Entries -
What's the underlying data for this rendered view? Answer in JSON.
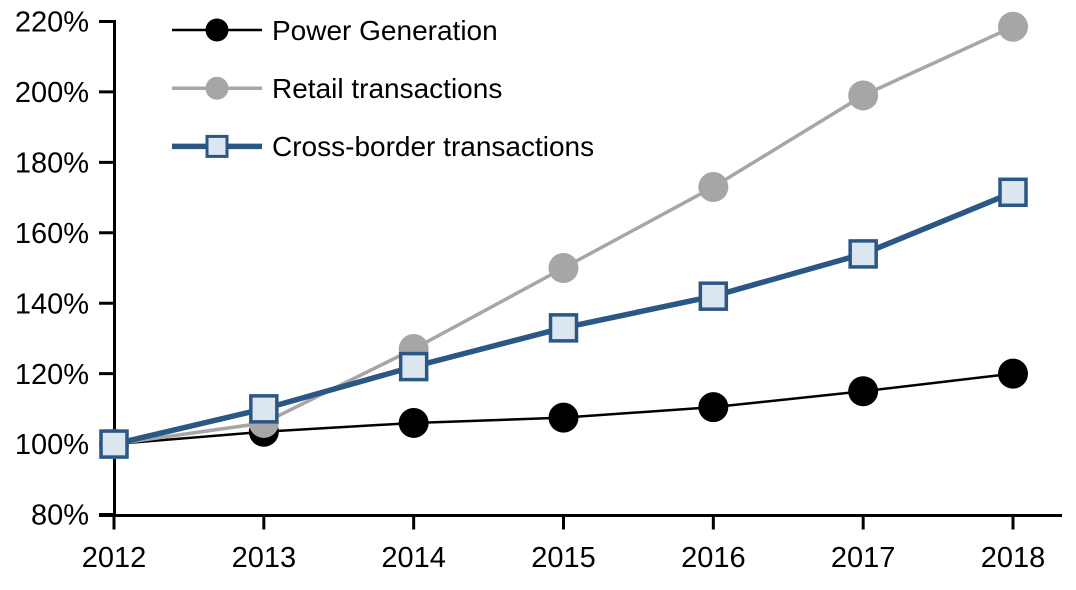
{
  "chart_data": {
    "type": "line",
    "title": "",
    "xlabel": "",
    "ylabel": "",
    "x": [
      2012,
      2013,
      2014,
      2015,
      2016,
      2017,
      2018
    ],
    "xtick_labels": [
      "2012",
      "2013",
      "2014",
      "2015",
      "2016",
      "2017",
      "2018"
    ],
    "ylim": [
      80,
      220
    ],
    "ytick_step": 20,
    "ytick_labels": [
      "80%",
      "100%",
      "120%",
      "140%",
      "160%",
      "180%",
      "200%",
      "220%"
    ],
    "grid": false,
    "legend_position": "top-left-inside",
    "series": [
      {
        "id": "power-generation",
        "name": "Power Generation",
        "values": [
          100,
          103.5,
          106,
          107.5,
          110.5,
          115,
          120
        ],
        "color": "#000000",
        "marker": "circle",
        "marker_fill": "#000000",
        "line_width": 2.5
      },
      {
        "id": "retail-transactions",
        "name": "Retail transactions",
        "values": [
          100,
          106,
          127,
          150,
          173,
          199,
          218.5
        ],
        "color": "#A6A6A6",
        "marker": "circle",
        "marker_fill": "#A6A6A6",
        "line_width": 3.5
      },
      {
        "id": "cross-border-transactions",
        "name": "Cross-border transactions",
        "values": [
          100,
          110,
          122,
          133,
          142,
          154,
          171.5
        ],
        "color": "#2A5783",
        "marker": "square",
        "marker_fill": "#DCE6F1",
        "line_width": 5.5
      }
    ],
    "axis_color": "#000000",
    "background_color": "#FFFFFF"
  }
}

Given instruction - Leave out the pictures and print every line of the data exactly.

Output of the task -
What's the underlying data for this rendered view? Answer in JSON.
{
  "chart_data": {
    "type": "line",
    "title": "",
    "xlabel": "",
    "ylabel": "",
    "x": [
      2012,
      2013,
      2014,
      2015,
      2016,
      2017,
      2018
    ],
    "xtick_labels": [
      "2012",
      "2013",
      "2014",
      "2015",
      "2016",
      "2017",
      "2018"
    ],
    "ylim": [
      80,
      220
    ],
    "ytick_step": 20,
    "ytick_labels": [
      "80%",
      "100%",
      "120%",
      "140%",
      "160%",
      "180%",
      "200%",
      "220%"
    ],
    "grid": false,
    "legend_position": "top-left-inside",
    "series": [
      {
        "id": "power-generation",
        "name": "Power Generation",
        "values": [
          100,
          103.5,
          106,
          107.5,
          110.5,
          115,
          120
        ],
        "color": "#000000",
        "marker": "circle",
        "marker_fill": "#000000",
        "line_width": 2.5
      },
      {
        "id": "retail-transactions",
        "name": "Retail transactions",
        "values": [
          100,
          106,
          127,
          150,
          173,
          199,
          218.5
        ],
        "color": "#A6A6A6",
        "marker": "circle",
        "marker_fill": "#A6A6A6",
        "line_width": 3.5
      },
      {
        "id": "cross-border-transactions",
        "name": "Cross-border transactions",
        "values": [
          100,
          110,
          122,
          133,
          142,
          154,
          171.5
        ],
        "color": "#2A5783",
        "marker": "square",
        "marker_fill": "#DCE6F1",
        "line_width": 5.5
      }
    ],
    "axis_color": "#000000",
    "background_color": "#FFFFFF"
  }
}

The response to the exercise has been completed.